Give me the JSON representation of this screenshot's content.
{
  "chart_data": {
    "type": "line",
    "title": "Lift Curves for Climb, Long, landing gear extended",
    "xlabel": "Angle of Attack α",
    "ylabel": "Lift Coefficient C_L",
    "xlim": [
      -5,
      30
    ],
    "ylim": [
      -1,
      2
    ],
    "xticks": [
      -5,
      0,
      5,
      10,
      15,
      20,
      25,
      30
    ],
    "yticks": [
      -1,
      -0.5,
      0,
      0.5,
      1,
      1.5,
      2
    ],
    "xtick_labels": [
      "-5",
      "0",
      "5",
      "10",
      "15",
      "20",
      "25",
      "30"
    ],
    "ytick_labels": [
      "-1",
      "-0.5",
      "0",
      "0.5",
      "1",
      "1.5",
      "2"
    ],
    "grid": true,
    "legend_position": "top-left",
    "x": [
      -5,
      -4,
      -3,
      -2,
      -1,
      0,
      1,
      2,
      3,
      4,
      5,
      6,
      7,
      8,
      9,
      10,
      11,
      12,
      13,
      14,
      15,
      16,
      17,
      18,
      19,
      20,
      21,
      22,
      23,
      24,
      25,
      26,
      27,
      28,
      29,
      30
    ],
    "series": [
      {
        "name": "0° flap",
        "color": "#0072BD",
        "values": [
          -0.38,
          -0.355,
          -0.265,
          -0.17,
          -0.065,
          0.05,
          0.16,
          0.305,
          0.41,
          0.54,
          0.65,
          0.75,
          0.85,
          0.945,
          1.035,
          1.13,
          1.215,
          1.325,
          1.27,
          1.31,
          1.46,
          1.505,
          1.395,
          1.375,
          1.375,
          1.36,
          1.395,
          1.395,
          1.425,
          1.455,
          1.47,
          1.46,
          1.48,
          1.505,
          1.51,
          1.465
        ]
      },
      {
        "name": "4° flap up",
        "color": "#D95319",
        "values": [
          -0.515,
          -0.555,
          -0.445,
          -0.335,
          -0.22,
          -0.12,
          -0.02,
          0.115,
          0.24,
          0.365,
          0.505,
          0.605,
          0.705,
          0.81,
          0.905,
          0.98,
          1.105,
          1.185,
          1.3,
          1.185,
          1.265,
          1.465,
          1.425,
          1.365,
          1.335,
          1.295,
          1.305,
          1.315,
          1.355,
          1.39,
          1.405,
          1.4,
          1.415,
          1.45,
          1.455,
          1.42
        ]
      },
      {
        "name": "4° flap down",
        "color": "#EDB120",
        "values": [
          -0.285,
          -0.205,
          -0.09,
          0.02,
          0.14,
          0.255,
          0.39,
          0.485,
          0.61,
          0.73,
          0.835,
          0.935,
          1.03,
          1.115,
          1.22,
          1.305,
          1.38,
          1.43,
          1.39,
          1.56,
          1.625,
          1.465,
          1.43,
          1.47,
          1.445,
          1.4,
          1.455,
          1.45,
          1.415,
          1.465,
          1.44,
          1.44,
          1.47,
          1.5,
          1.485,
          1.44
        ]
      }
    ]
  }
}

**EXERCISE INSTRUCTIONS:**
In the entries above, some lines may contain the string "Lift"; report how many, without additional comment.

**THE RESULT:**
2